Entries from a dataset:
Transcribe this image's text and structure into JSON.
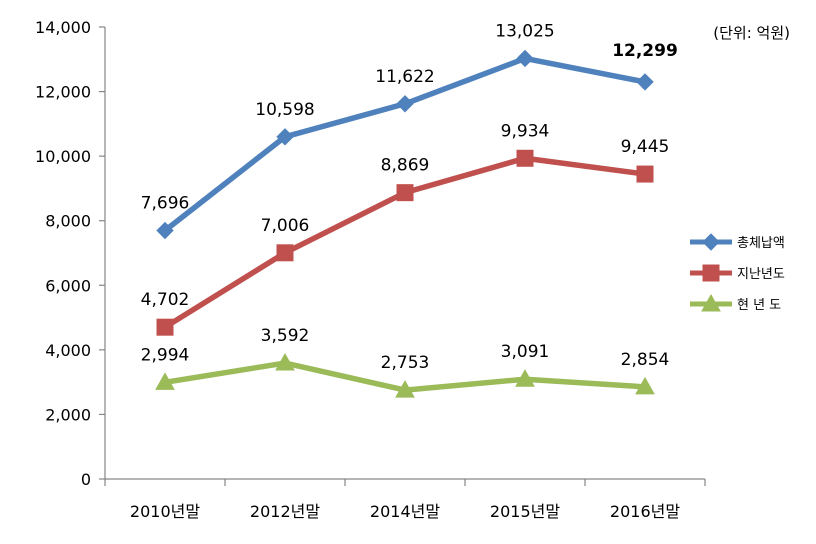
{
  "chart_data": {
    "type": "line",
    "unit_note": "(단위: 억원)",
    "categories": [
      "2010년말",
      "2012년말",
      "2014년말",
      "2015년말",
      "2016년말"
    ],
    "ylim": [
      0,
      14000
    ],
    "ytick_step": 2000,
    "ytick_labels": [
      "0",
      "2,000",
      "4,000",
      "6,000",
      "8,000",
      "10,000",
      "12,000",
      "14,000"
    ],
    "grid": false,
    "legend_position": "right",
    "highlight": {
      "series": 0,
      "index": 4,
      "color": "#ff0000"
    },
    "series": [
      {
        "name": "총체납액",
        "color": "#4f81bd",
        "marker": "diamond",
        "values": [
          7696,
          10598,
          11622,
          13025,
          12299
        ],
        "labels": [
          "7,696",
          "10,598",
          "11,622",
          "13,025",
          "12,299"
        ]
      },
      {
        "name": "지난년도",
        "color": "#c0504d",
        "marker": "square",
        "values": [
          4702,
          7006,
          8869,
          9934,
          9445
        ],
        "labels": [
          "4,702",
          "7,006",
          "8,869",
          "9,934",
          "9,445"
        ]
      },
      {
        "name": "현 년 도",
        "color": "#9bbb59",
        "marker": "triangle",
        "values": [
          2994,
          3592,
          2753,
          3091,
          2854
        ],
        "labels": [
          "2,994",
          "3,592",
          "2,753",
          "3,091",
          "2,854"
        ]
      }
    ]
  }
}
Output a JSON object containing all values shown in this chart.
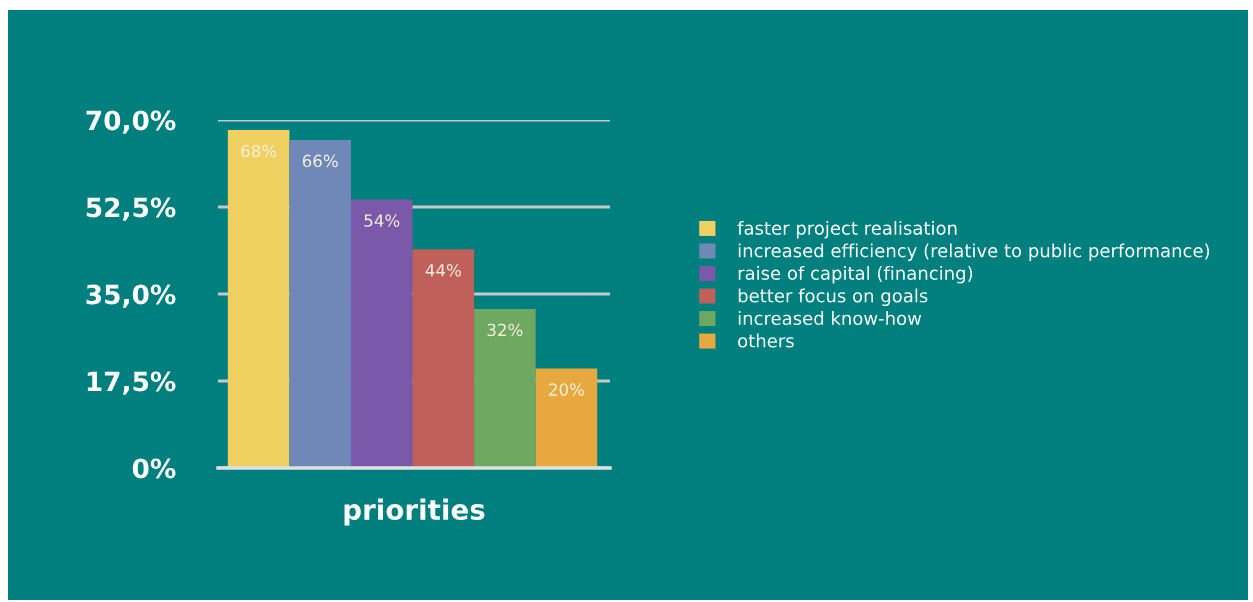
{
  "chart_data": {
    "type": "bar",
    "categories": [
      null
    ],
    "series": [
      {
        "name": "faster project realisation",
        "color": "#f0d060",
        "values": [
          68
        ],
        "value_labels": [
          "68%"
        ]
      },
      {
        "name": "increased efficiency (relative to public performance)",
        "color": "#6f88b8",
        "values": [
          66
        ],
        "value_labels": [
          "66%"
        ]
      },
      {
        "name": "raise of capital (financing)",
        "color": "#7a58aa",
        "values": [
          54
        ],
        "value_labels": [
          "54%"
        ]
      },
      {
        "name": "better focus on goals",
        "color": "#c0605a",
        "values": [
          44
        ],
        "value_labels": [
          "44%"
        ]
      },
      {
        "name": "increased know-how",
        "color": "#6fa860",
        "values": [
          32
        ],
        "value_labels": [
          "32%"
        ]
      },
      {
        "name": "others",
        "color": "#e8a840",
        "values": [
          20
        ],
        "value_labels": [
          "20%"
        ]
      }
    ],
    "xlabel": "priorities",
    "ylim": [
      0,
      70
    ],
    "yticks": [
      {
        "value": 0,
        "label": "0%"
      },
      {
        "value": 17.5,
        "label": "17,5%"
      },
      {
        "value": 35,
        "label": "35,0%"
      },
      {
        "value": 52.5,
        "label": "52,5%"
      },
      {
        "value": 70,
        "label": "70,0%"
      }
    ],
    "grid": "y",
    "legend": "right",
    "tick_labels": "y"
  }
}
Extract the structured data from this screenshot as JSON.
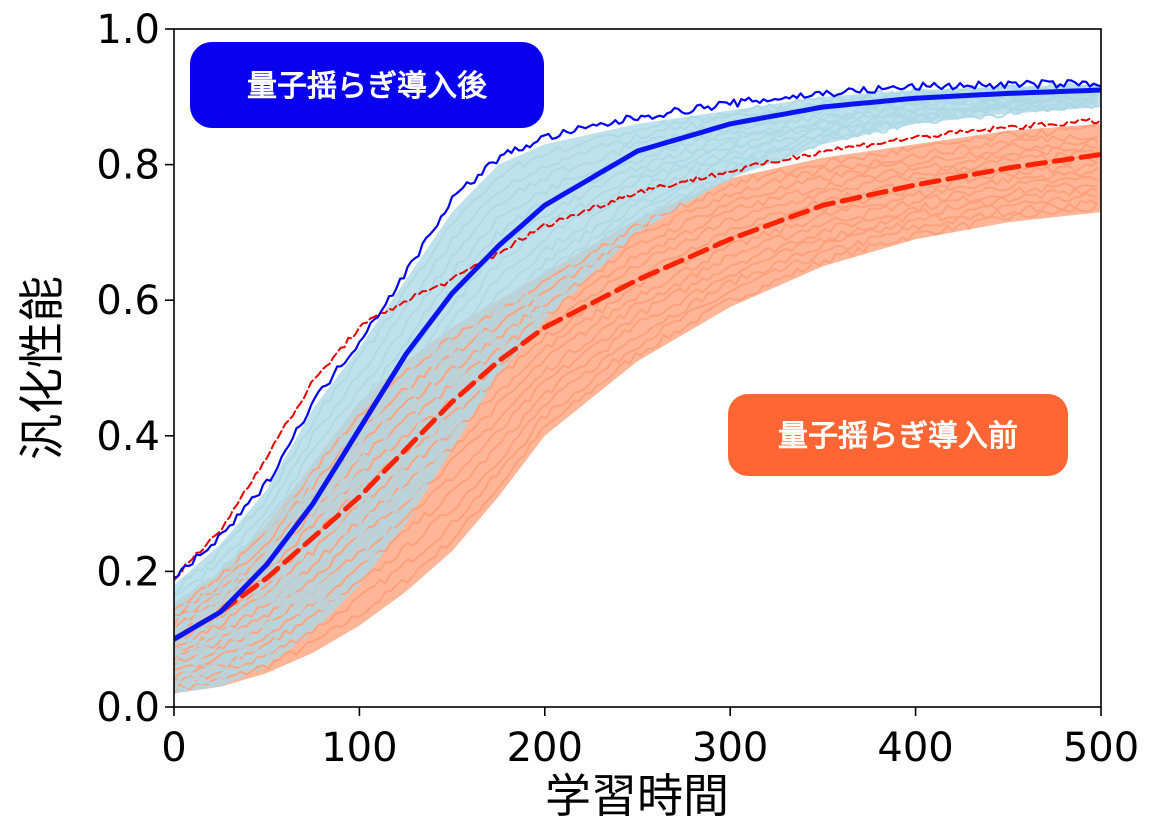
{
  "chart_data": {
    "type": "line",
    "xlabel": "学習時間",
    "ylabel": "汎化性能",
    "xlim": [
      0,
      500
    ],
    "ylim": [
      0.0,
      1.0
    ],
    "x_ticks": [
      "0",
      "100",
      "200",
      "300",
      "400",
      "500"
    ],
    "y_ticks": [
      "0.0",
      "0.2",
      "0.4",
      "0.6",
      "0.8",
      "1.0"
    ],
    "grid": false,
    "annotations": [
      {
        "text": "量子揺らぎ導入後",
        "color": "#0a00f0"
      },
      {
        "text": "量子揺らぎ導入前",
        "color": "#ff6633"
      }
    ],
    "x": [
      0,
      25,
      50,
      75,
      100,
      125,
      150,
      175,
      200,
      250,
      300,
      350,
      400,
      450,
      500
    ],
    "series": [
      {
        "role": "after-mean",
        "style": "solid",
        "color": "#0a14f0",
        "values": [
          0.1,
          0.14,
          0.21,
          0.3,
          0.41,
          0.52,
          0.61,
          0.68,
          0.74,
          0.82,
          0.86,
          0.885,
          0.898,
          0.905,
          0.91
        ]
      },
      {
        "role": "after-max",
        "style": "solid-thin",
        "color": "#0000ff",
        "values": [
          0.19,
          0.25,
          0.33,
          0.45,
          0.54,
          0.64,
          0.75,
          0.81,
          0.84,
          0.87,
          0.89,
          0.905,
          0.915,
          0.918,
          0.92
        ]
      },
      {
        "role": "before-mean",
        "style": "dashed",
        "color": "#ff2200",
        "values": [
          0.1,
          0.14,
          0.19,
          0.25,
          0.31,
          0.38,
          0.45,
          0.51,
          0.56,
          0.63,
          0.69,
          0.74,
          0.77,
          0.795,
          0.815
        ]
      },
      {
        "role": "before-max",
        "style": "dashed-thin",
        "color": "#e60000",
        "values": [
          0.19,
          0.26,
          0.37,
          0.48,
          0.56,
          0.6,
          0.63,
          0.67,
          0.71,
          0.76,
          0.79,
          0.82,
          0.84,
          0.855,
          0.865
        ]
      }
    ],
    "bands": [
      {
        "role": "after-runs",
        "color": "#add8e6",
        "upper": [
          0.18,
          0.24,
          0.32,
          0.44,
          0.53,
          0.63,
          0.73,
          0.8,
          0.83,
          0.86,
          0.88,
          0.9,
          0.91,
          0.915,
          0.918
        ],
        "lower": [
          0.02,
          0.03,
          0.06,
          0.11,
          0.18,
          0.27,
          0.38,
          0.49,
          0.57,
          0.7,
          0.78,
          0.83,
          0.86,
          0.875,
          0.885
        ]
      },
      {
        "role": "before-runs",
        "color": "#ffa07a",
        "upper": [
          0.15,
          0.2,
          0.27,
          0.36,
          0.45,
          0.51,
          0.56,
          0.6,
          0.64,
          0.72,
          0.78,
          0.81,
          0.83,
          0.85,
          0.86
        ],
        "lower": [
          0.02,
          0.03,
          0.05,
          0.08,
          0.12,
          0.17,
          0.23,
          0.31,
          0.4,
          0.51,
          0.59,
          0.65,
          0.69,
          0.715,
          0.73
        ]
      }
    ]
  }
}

Exercise directions:
Print each record exactly as it stands, leaving the images out.

Answer for this exercise:
Transcribe this image's text and structure into JSON.
{
  "chart_data": {
    "type": "line",
    "unit_note": "(단위: 억원)",
    "categories": [
      "2010년말",
      "2012년말",
      "2014년말",
      "2015년말",
      "2016년말"
    ],
    "ylim": [
      0,
      14000
    ],
    "ytick_step": 2000,
    "ytick_labels": [
      "0",
      "2,000",
      "4,000",
      "6,000",
      "8,000",
      "10,000",
      "12,000",
      "14,000"
    ],
    "grid": false,
    "legend_position": "right",
    "highlight": {
      "series": 0,
      "index": 4,
      "color": "#ff0000"
    },
    "series": [
      {
        "name": "총체납액",
        "color": "#4f81bd",
        "marker": "diamond",
        "values": [
          7696,
          10598,
          11622,
          13025,
          12299
        ],
        "labels": [
          "7,696",
          "10,598",
          "11,622",
          "13,025",
          "12,299"
        ]
      },
      {
        "name": "지난년도",
        "color": "#c0504d",
        "marker": "square",
        "values": [
          4702,
          7006,
          8869,
          9934,
          9445
        ],
        "labels": [
          "4,702",
          "7,006",
          "8,869",
          "9,934",
          "9,445"
        ]
      },
      {
        "name": "현 년 도",
        "color": "#9bbb59",
        "marker": "triangle",
        "values": [
          2994,
          3592,
          2753,
          3091,
          2854
        ],
        "labels": [
          "2,994",
          "3,592",
          "2,753",
          "3,091",
          "2,854"
        ]
      }
    ]
  }
}
Output a JSON object containing all values shown in this chart.
{
  "chart_data": {
    "type": "bar",
    "categories": [
      null
    ],
    "series": [
      {
        "name": "faster project realisation",
        "color": "#f0d060",
        "values": [
          68
        ],
        "value_labels": [
          "68%"
        ]
      },
      {
        "name": "increased efficiency (relative to public performance)",
        "color": "#6f88b8",
        "values": [
          66
        ],
        "value_labels": [
          "66%"
        ]
      },
      {
        "name": "raise of capital (financing)",
        "color": "#7a58aa",
        "values": [
          54
        ],
        "value_labels": [
          "54%"
        ]
      },
      {
        "name": "better focus on goals",
        "color": "#c0605a",
        "values": [
          44
        ],
        "value_labels": [
          "44%"
        ]
      },
      {
        "name": "increased know-how",
        "color": "#6fa860",
        "values": [
          32
        ],
        "value_labels": [
          "32%"
        ]
      },
      {
        "name": "others",
        "color": "#e8a840",
        "values": [
          20
        ],
        "value_labels": [
          "20%"
        ]
      }
    ],
    "xlabel": "priorities",
    "ylim": [
      0,
      70
    ],
    "yticks": [
      {
        "value": 0,
        "label": "0%"
      },
      {
        "value": 17.5,
        "label": "17,5%"
      },
      {
        "value": 35,
        "label": "35,0%"
      },
      {
        "value": 52.5,
        "label": "52,5%"
      },
      {
        "value": 70,
        "label": "70,0%"
      }
    ],
    "grid": "y",
    "legend": "right",
    "tick_labels": "y"
  }
}
Extract the structured data from this screenshot as JSON.
{
  "chart_data": {
    "type": "line",
    "xlabel": "学習時間",
    "ylabel": "汎化性能",
    "xlim": [
      0,
      500
    ],
    "ylim": [
      0.0,
      1.0
    ],
    "x_ticks": [
      "0",
      "100",
      "200",
      "300",
      "400",
      "500"
    ],
    "y_ticks": [
      "0.0",
      "0.2",
      "0.4",
      "0.6",
      "0.8",
      "1.0"
    ],
    "grid": false,
    "annotations": [
      {
        "text": "量子揺らぎ導入後",
        "color": "#0a00f0"
      },
      {
        "text": "量子揺らぎ導入前",
        "color": "#ff6633"
      }
    ],
    "x": [
      0,
      25,
      50,
      75,
      100,
      125,
      150,
      175,
      200,
      250,
      300,
      350,
      400,
      450,
      500
    ],
    "series": [
      {
        "role": "after-mean",
        "style": "solid",
        "color": "#0a14f0",
        "values": [
          0.1,
          0.14,
          0.21,
          0.3,
          0.41,
          0.52,
          0.61,
          0.68,
          0.74,
          0.82,
          0.86,
          0.885,
          0.898,
          0.905,
          0.91
        ]
      },
      {
        "role": "after-max",
        "style": "solid-thin",
        "color": "#0000ff",
        "values": [
          0.19,
          0.25,
          0.33,
          0.45,
          0.54,
          0.64,
          0.75,
          0.81,
          0.84,
          0.87,
          0.89,
          0.905,
          0.915,
          0.918,
          0.92
        ]
      },
      {
        "role": "before-mean",
        "style": "dashed",
        "color": "#ff2200",
        "values": [
          0.1,
          0.14,
          0.19,
          0.25,
          0.31,
          0.38,
          0.45,
          0.51,
          0.56,
          0.63,
          0.69,
          0.74,
          0.77,
          0.795,
          0.815
        ]
      },
      {
        "role": "before-max",
        "style": "dashed-thin",
        "color": "#e60000",
        "values": [
          0.19,
          0.26,
          0.37,
          0.48,
          0.56,
          0.6,
          0.63,
          0.67,
          0.71,
          0.76,
          0.79,
          0.82,
          0.84,
          0.855,
          0.865
        ]
      }
    ],
    "bands": [
      {
        "role": "after-runs",
        "color": "#add8e6",
        "upper": [
          0.18,
          0.24,
          0.32,
          0.44,
          0.53,
          0.63,
          0.73,
          0.8,
          0.83,
          0.86,
          0.88,
          0.9,
          0.91,
          0.915,
          0.918
        ],
        "lower": [
          0.02,
          0.03,
          0.06,
          0.11,
          0.18,
          0.27,
          0.38,
          0.49,
          0.57,
          0.7,
          0.78,
          0.83,
          0.86,
          0.875,
          0.885
        ]
      },
      {
        "role": "before-runs",
        "color": "#ffa07a",
        "upper": [
          0.15,
          0.2,
          0.27,
          0.36,
          0.45,
          0.51,
          0.56,
          0.6,
          0.64,
          0.72,
          0.78,
          0.81,
          0.83,
          0.85,
          0.86
        ],
        "lower": [
          0.02,
          0.03,
          0.05,
          0.08,
          0.12,
          0.17,
          0.23,
          0.31,
          0.4,
          0.51,
          0.59,
          0.65,
          0.69,
          0.715,
          0.73
        ]
      }
    ]
  }
}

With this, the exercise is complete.